Figure dataset records

········

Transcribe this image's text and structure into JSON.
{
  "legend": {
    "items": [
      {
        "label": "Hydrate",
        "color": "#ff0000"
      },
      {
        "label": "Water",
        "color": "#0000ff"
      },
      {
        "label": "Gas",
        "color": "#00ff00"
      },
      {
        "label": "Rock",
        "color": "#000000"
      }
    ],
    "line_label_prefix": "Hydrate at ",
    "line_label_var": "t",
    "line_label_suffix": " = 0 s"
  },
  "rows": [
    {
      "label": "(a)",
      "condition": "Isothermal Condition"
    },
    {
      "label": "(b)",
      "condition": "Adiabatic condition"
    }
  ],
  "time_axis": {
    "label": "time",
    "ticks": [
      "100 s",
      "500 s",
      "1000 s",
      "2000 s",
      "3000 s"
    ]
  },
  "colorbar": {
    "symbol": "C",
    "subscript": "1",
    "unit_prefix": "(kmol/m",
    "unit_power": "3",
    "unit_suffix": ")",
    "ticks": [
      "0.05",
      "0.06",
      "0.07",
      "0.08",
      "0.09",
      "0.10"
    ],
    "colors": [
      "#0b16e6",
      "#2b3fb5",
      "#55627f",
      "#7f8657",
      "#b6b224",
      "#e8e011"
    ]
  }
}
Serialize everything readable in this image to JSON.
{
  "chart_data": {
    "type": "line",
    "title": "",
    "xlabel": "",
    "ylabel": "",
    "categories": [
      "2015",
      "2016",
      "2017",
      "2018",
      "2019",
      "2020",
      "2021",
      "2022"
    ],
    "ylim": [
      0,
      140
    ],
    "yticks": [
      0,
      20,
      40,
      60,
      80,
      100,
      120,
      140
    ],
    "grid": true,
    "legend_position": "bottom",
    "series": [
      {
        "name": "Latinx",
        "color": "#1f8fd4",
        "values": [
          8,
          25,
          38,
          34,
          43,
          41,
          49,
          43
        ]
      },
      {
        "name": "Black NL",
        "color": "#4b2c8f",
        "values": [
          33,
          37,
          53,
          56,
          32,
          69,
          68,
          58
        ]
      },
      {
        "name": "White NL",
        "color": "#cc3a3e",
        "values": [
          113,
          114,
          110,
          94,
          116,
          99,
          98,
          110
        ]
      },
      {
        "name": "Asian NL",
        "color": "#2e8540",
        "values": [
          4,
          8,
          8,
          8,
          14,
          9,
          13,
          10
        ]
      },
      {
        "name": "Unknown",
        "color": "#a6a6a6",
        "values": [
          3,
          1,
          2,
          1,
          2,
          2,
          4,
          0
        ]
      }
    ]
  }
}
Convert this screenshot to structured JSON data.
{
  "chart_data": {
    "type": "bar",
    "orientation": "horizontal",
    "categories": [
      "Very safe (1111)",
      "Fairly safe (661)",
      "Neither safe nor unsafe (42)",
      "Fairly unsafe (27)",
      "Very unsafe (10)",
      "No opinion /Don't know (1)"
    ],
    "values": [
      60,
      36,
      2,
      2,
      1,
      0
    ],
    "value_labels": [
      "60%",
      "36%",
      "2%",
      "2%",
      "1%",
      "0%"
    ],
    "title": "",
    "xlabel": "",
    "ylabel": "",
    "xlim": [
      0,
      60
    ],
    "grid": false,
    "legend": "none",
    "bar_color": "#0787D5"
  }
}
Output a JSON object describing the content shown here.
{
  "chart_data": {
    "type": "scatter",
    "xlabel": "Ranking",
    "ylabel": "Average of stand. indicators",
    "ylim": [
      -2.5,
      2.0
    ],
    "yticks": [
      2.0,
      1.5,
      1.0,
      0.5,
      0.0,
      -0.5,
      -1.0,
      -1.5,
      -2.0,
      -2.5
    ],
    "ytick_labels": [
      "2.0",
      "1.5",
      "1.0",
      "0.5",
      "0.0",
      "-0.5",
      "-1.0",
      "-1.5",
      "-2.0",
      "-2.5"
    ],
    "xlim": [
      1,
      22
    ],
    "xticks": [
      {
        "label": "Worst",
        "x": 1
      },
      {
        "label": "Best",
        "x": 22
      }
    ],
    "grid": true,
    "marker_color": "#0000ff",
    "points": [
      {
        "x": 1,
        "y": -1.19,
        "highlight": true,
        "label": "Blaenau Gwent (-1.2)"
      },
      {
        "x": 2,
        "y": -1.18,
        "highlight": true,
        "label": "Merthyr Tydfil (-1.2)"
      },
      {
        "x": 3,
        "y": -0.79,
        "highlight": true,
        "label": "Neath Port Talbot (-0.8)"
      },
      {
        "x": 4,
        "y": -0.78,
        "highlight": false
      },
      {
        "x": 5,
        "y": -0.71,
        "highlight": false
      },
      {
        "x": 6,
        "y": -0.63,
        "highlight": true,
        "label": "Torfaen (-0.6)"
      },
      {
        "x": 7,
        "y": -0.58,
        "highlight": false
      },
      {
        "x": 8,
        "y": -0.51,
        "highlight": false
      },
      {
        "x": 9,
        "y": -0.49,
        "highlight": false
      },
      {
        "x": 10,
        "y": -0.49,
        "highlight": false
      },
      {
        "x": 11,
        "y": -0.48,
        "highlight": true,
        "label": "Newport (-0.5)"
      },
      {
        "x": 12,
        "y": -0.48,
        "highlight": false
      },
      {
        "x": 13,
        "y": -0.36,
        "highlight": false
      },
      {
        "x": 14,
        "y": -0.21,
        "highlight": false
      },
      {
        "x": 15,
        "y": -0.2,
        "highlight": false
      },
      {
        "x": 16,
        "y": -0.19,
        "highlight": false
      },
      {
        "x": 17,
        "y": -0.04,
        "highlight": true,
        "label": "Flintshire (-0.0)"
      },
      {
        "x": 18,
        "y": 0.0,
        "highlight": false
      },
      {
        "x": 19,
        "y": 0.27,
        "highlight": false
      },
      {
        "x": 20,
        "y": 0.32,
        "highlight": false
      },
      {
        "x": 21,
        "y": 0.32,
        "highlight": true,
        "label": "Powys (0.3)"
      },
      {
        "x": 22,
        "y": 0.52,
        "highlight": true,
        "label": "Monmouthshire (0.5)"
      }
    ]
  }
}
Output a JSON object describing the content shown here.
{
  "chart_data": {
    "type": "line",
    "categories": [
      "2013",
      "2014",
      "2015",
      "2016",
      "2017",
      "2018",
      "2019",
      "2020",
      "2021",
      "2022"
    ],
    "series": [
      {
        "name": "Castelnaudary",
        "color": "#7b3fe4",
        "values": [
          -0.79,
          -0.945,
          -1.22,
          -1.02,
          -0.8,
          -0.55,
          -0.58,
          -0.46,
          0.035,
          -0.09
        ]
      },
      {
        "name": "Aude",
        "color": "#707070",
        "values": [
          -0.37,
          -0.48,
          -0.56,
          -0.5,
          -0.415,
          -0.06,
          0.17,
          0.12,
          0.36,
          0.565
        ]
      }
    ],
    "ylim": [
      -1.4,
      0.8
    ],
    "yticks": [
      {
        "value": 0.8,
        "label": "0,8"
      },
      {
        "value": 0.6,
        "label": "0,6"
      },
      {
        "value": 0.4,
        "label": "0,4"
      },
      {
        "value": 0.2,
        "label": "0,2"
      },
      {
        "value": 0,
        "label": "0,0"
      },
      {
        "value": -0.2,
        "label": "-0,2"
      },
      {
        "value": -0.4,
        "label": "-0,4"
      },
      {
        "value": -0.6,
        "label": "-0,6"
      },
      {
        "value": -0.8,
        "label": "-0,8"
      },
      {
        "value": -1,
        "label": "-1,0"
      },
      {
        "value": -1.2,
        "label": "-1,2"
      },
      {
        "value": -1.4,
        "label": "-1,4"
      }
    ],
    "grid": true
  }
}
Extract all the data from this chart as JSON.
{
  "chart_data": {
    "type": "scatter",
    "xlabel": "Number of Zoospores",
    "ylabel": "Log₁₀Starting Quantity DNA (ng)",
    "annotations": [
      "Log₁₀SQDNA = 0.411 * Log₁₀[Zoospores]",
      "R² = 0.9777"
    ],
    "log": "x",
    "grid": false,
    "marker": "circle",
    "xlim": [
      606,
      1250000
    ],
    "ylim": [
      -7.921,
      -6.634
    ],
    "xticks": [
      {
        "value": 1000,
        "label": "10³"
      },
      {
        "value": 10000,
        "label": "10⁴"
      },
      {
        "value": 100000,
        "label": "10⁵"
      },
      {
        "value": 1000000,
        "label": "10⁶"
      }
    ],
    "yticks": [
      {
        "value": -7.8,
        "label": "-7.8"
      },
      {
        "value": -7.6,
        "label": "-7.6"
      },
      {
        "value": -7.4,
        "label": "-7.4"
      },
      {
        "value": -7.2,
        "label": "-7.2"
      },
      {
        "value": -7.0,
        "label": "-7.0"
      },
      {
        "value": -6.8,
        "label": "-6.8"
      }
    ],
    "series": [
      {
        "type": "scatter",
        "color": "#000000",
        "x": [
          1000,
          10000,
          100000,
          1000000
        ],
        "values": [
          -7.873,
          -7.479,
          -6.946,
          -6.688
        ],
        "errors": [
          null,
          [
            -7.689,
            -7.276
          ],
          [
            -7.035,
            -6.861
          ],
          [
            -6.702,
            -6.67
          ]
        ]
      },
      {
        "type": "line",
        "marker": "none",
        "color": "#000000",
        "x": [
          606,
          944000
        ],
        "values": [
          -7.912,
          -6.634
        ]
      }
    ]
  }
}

········

Return all lines containing "ylabel".

*Expected answer:*
    "ylabel": "",
    "ylabel": "",
    "ylabel": "Average of stand. indicators",
    "ylabel": "Log₁₀Starting Quantity DNA (ng)",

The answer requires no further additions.